# [Task objective]
All the data must come back unchanged, except that pictures are left out.

Stored items:
⟨
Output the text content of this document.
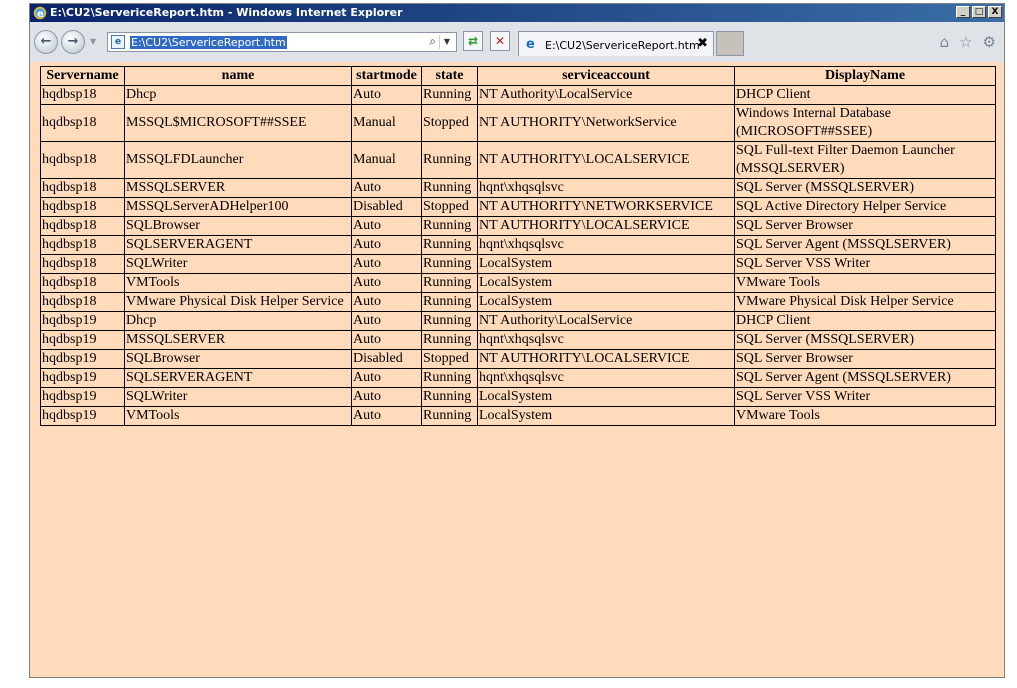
e E:\CU2\ServericeReport.htm - Windows Internet Explorer	_	□ X
←	→	▼	e E:\CU2\ServericeReport.htm	⌕ ▼	⇄	✕	e E:\CU2\ServericeReport.htm
✖	⌂ ☆ ⚙
Servername	name	startmode	state	serviceaccount	DisplayName
hqdbsp18	Dhcp	Auto	Running	NT Authority\LocalService	DHCP Client
hqdbsp18	MSSQL$MICROSOFT##SSEE	Manual	Stopped	NT AUTHORITY\NetworkService	Windows Internal Database (MICROSOFT##SSEE)
hqdbsp18	MSSQLFDLauncher	Manual	Running	NT AUTHORITY\LOCALSERVICE	SQL Full-text Filter Daemon Launcher (MSSQLSERVER)
hqdbsp18	MSSQLSERVER	Auto	Running	hqnt\xhqsqlsvc	SQL Server (MSSQLSERVER)
hqdbsp18	MSSQLServerADHelper100	Disabled	Stopped	NT AUTHORITY\NETWORKSERVICE	SQL Active Directory Helper Service
hqdbsp18	SQLBrowser	Auto	Running	NT AUTHORITY\LOCALSERVICE	SQL Server Browser
hqdbsp18	SQLSERVERAGENT	Auto	Running	hqnt\xhqsqlsvc	SQL Server Agent (MSSQLSERVER)
hqdbsp18	SQLWriter	Auto	Running	LocalSystem	SQL Server VSS Writer
hqdbsp18	VMTools	Auto	Running	LocalSystem	VMware Tools
hqdbsp18	VMware Physical Disk Helper Service	Auto	Running	LocalSystem	VMware Physical Disk Helper Service
hqdbsp19	Dhcp	Auto	Running	NT Authority\LocalService	DHCP Client
hqdbsp19	MSSQLSERVER	Auto	Running	hqnt\xhqsqlsvc	SQL Server (MSSQLSERVER)
hqdbsp19	SQLBrowser	Disabled	Stopped	NT AUTHORITY\LOCALSERVICE	SQL Server Browser
hqdbsp19	SQLSERVERAGENT	Auto	Running	hqnt\xhqsqlsvc	SQL Server Agent (MSSQLSERVER)
hqdbsp19	SQLWriter	Auto	Running	LocalSystem	SQL Server VSS Writer
hqdbsp19	VMTools	Auto	Running	LocalSystem	VMware Tools
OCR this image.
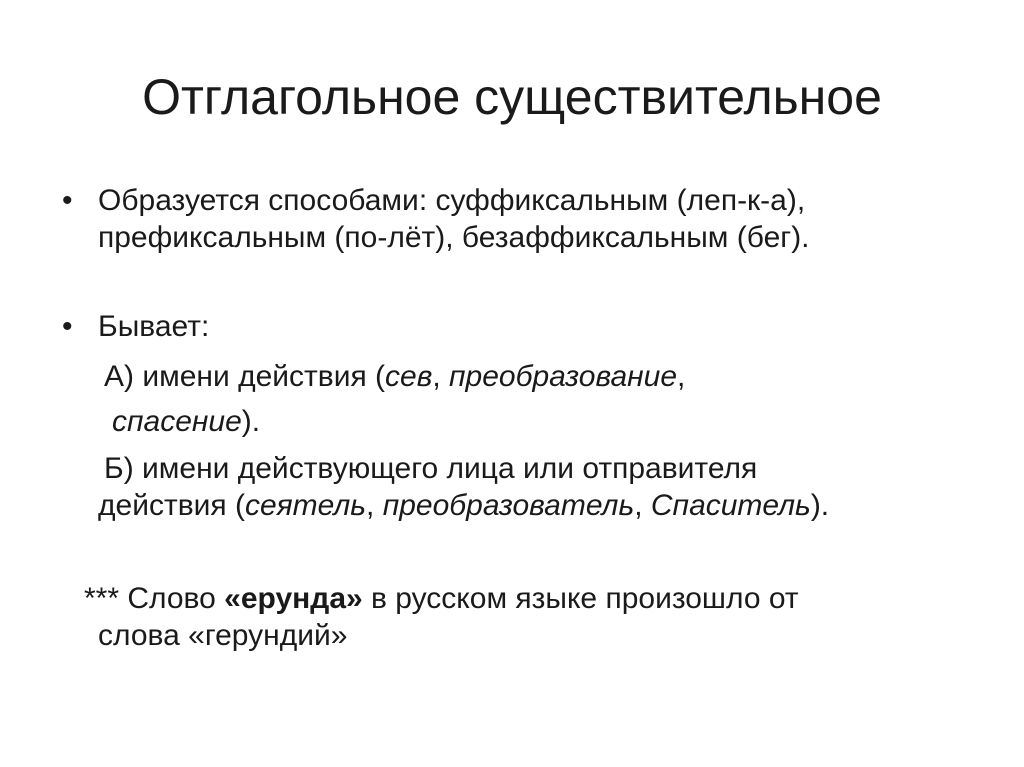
Отглагольное существительное
• Образуется способами: суффиксальным (леп-к-а),
префиксальным (по-лёт), безаффиксальным (бег).
• Бывает:
А) имени действия (сев, преобразование,
спасение).
Б) имени действующего лица или отправителя
действия (сеятель, преобразователь, Спаситель).
*** Слово «ерунда» в русском языке произошло от
слова «герундий»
⟩
# [Result of the exercise]
Output the text content of this document.
e E:\CU2\ServericeReport.htm - Windows Internet Explorer	_	□ X
←	→	▼	e E:\CU2\ServericeReport.htm	⌕ ▼	⇄	✕	e E:\CU2\ServericeReport.htm
✖	⌂ ☆ ⚙
Servername	name	startmode	state	serviceaccount	DisplayName
hqdbsp18	Dhcp	Auto	Running	NT Authority\LocalService	DHCP Client
hqdbsp18	MSSQL$MICROSOFT##SSEE	Manual	Stopped	NT AUTHORITY\NetworkService	Windows Internal Database (MICROSOFT##SSEE)
hqdbsp18	MSSQLFDLauncher	Manual	Running	NT AUTHORITY\LOCALSERVICE	SQL Full-text Filter Daemon Launcher (MSSQLSERVER)
hqdbsp18	MSSQLSERVER	Auto	Running	hqnt\xhqsqlsvc	SQL Server (MSSQLSERVER)
hqdbsp18	MSSQLServerADHelper100	Disabled	Stopped	NT AUTHORITY\NETWORKSERVICE	SQL Active Directory Helper Service
hqdbsp18	SQLBrowser	Auto	Running	NT AUTHORITY\LOCALSERVICE	SQL Server Browser
hqdbsp18	SQLSERVERAGENT	Auto	Running	hqnt\xhqsqlsvc	SQL Server Agent (MSSQLSERVER)
hqdbsp18	SQLWriter	Auto	Running	LocalSystem	SQL Server VSS Writer
hqdbsp18	VMTools	Auto	Running	LocalSystem	VMware Tools
hqdbsp18	VMware Physical Disk Helper Service	Auto	Running	LocalSystem	VMware Physical Disk Helper Service
hqdbsp19	Dhcp	Auto	Running	NT Authority\LocalService	DHCP Client
hqdbsp19	MSSQLSERVER	Auto	Running	hqnt\xhqsqlsvc	SQL Server (MSSQLSERVER)
hqdbsp19	SQLBrowser	Disabled	Stopped	NT AUTHORITY\LOCALSERVICE	SQL Server Browser
hqdbsp19	SQLSERVERAGENT	Auto	Running	hqnt\xhqsqlsvc	SQL Server Agent (MSSQLSERVER)
hqdbsp19	SQLWriter	Auto	Running	LocalSystem	SQL Server VSS Writer
hqdbsp19	VMTools	Auto	Running	LocalSystem	VMware Tools
OCR this image.
Отглагольное существительное
• Образуется способами: суффиксальным (леп-к-а),
префиксальным (по-лёт), безаффиксальным (бег).
• Бывает:
А) имени действия (сев, преобразование,
спасение).
Б) имени действующего лица или отправителя
действия (сеятель, преобразователь, Спаситель).
*** Слово «ерунда» в русском языке произошло от
слова «герундий»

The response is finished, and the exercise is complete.